§ **Task details**: In the entries, find all lines that hold the word "coefficient" and copy them.

-------- Exercise materials

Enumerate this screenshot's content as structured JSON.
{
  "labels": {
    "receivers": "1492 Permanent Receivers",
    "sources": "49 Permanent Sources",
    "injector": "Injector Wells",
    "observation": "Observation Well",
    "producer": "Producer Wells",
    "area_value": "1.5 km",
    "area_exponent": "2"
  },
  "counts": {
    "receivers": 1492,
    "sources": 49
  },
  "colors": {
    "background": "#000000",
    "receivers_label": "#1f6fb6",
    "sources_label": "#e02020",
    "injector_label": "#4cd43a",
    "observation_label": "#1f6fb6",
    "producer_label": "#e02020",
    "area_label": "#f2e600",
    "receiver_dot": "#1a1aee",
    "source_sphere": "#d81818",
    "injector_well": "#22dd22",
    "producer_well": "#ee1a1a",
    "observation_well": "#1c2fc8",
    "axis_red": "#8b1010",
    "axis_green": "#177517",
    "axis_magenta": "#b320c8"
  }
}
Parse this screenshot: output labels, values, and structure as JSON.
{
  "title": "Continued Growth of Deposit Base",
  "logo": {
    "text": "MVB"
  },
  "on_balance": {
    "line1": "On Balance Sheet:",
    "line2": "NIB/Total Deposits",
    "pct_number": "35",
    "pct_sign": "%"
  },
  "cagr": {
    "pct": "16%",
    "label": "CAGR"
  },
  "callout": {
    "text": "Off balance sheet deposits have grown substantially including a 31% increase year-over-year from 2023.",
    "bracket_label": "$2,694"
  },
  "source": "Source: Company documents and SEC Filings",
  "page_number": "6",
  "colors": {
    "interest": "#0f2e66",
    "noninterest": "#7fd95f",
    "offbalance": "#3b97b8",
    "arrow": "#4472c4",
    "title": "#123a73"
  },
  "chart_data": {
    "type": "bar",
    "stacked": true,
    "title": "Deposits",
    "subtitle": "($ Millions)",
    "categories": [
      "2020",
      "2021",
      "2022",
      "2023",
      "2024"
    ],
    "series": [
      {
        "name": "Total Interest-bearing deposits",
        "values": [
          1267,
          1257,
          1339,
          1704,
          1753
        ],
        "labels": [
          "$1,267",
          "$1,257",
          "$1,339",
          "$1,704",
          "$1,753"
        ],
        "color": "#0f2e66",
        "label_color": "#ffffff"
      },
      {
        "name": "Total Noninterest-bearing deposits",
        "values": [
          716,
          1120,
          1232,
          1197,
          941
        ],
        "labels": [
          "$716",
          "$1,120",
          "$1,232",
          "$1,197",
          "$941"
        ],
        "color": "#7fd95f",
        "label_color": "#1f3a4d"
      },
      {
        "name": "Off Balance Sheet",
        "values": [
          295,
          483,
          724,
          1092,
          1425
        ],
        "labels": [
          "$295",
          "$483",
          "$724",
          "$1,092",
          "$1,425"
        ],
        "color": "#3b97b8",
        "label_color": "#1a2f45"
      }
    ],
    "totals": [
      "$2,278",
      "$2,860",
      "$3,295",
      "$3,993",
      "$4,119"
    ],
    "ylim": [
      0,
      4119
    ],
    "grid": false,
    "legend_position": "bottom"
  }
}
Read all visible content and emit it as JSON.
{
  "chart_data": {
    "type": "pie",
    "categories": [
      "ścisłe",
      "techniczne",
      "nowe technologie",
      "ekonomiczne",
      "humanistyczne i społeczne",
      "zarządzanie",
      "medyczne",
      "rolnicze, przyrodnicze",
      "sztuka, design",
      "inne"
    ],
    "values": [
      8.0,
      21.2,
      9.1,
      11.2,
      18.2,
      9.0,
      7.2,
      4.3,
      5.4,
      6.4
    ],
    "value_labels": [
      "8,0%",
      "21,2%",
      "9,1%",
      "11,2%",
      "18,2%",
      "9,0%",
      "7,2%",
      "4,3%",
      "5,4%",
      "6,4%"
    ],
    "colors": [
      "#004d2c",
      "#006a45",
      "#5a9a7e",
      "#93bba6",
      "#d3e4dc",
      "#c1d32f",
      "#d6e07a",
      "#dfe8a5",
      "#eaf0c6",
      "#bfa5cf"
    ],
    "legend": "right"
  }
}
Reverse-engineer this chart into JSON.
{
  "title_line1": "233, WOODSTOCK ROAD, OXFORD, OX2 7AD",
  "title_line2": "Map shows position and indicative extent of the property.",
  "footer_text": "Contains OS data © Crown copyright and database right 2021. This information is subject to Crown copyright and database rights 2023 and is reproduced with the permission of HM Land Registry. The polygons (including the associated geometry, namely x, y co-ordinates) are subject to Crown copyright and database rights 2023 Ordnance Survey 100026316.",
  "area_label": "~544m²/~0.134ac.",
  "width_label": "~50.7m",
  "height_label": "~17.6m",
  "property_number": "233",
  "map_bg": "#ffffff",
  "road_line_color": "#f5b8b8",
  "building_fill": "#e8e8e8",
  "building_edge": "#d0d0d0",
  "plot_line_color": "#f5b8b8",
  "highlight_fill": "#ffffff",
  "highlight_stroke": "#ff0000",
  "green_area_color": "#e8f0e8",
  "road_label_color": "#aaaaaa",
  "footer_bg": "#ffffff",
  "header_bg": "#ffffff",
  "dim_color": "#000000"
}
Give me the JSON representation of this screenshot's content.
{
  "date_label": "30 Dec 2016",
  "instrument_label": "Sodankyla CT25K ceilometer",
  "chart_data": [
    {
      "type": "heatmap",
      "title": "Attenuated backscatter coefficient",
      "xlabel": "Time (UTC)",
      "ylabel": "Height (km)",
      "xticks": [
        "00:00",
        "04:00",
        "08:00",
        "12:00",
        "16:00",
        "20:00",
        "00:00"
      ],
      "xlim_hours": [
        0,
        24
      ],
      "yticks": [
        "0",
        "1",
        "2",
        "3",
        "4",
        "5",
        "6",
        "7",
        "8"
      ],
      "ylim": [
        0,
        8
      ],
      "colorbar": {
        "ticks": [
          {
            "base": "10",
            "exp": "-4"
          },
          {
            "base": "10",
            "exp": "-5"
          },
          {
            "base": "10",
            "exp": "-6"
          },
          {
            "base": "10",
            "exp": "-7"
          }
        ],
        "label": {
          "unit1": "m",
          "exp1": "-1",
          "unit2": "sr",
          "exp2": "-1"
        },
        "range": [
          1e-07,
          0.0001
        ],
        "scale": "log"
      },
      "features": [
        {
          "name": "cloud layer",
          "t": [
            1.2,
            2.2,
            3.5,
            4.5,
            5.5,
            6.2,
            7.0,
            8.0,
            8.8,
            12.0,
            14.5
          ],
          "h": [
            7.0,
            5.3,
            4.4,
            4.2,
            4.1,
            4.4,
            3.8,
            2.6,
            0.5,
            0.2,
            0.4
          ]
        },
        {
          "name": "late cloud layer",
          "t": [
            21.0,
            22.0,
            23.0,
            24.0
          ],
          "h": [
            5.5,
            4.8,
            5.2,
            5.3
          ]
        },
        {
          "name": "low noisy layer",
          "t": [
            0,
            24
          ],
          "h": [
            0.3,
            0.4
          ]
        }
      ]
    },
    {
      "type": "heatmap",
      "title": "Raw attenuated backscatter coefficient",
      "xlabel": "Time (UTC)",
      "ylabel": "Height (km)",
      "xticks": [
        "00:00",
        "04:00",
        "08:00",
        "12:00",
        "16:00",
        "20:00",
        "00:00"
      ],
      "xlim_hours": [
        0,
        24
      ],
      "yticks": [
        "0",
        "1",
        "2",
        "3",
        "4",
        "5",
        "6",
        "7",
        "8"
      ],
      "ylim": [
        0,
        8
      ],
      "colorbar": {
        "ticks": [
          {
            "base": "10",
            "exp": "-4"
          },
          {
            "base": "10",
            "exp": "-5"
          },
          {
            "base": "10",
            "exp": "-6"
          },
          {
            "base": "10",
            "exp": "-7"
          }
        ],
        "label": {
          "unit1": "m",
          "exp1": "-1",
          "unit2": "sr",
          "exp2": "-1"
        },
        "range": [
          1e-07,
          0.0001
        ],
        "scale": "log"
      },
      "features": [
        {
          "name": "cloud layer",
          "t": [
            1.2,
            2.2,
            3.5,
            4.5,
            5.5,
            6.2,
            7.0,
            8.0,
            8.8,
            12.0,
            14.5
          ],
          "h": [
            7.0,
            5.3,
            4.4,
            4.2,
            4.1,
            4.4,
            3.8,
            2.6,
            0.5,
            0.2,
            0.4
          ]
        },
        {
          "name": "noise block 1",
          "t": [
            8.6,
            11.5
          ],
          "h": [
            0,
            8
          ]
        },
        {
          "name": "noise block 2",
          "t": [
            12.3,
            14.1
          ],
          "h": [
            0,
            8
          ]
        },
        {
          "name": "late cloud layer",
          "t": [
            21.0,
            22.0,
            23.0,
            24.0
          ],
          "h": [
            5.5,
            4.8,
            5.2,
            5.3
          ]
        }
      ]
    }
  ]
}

----------------

§ **Solution for this exercise**:
      "title": "Attenuated backscatter coefficient",
      "title": "Raw attenuated backscatter coefficient",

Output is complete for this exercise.